▼▼▼
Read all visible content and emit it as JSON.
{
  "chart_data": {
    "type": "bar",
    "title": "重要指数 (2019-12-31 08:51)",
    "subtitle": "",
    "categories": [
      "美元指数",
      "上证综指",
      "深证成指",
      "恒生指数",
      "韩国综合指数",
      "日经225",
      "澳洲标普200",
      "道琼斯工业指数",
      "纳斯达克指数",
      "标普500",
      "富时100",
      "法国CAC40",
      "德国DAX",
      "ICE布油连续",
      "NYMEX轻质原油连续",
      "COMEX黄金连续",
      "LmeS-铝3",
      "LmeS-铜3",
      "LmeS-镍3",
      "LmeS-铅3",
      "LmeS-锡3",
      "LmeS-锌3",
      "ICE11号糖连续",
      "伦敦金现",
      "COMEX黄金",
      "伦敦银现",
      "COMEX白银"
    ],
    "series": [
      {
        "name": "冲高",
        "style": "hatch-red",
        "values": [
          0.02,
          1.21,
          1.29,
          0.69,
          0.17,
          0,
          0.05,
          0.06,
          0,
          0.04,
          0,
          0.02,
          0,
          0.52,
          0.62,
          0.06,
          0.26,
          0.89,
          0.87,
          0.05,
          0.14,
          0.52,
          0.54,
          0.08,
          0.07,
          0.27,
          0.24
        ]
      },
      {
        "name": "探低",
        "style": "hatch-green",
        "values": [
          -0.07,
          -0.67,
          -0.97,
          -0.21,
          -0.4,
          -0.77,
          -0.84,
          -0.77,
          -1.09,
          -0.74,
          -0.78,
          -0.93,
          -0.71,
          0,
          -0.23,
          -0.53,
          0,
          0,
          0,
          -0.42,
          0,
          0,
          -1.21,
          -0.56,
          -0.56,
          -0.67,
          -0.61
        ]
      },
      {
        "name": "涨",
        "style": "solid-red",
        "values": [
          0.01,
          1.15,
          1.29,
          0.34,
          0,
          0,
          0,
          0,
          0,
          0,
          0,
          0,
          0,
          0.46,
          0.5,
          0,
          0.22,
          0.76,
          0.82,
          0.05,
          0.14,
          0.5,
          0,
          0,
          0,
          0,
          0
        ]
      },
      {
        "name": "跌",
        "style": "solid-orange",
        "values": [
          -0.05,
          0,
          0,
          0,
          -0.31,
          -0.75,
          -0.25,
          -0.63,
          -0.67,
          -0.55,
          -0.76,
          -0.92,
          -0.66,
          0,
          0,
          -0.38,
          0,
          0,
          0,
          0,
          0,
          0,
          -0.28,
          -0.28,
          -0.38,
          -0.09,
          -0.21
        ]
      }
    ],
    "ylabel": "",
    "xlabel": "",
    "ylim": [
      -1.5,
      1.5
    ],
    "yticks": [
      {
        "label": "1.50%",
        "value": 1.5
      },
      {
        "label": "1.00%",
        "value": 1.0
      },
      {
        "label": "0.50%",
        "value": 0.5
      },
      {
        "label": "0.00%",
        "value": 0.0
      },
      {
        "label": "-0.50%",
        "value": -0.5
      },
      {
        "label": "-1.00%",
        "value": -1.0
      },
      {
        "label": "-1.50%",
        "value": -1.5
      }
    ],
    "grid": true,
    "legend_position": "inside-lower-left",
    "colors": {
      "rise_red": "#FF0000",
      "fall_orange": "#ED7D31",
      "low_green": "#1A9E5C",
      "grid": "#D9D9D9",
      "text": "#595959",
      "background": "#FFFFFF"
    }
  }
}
▲▲▲
[EXERCISE TASK]
Produce a verbatim transcription of the entries above.

[TASK OUTPUT]
Read all visible content and emit it as JSON.
{
  "chart_data": {
    "type": "bar",
    "title": "重要指数 (2019-12-31 08:51)",
    "subtitle": "",
    "categories": [
      "美元指数",
      "上证综指",
      "深证成指",
      "恒生指数",
      "韩国综合指数",
      "日经225",
      "澳洲标普200",
      "道琼斯工业指数",
      "纳斯达克指数",
      "标普500",
      "富时100",
      "法国CAC40",
      "德国DAX",
      "ICE布油连续",
      "NYMEX轻质原油连续",
      "COMEX黄金连续",
      "LmeS-铝3",
      "LmeS-铜3",
      "LmeS-镍3",
      "LmeS-铅3",
      "LmeS-锡3",
      "LmeS-锌3",
      "ICE11号糖连续",
      "伦敦金现",
      "COMEX黄金",
      "伦敦银现",
      "COMEX白银"
    ],
    "series": [
      {
        "name": "冲高",
        "style": "hatch-red",
        "values": [
          0.02,
          1.21,
          1.29,
          0.69,
          0.17,
          0,
          0.05,
          0.06,
          0,
          0.04,
          0,
          0.02,
          0,
          0.52,
          0.62,
          0.06,
          0.26,
          0.89,
          0.87,
          0.05,
          0.14,
          0.52,
          0.54,
          0.08,
          0.07,
          0.27,
          0.24
        ]
      },
      {
        "name": "探低",
        "style": "hatch-green",
        "values": [
          -0.07,
          -0.67,
          -0.97,
          -0.21,
          -0.4,
          -0.77,
          -0.84,
          -0.77,
          -1.09,
          -0.74,
          -0.78,
          -0.93,
          -0.71,
          0,
          -0.23,
          -0.53,
          0,
          0,
          0,
          -0.42,
          0,
          0,
          -1.21,
          -0.56,
          -0.56,
          -0.67,
          -0.61
        ]
      },
      {
        "name": "涨",
        "style": "solid-red",
        "values": [
          0.01,
          1.15,
          1.29,
          0.34,
          0,
          0,
          0,
          0,
          0,
          0,
          0,
          0,
          0,
          0.46,
          0.5,
          0,
          0.22,
          0.76,
          0.82,
          0.05,
          0.14,
          0.5,
          0,
          0,
          0,
          0,
          0
        ]
      },
      {
        "name": "跌",
        "style": "solid-orange",
        "values": [
          -0.05,
          0,
          0,
          0,
          -0.31,
          -0.75,
          -0.25,
          -0.63,
          -0.67,
          -0.55,
          -0.76,
          -0.92,
          -0.66,
          0,
          0,
          -0.38,
          0,
          0,
          0,
          0,
          0,
          0,
          -0.28,
          -0.28,
          -0.38,
          -0.09,
          -0.21
        ]
      }
    ],
    "ylabel": "",
    "xlabel": "",
    "ylim": [
      -1.5,
      1.5
    ],
    "yticks": [
      {
        "label": "1.50%",
        "value": 1.5
      },
      {
        "label": "1.00%",
        "value": 1.0
      },
      {
        "label": "0.50%",
        "value": 0.5
      },
      {
        "label": "0.00%",
        "value": 0.0
      },
      {
        "label": "-0.50%",
        "value": -0.5
      },
      {
        "label": "-1.00%",
        "value": -1.0
      },
      {
        "label": "-1.50%",
        "value": -1.5
      }
    ],
    "grid": true,
    "legend_position": "inside-lower-left",
    "colors": {
      "rise_red": "#FF0000",
      "fall_orange": "#ED7D31",
      "low_green": "#1A9E5C",
      "grid": "#D9D9D9",
      "text": "#595959",
      "background": "#FFFFFF"
    }
  }
}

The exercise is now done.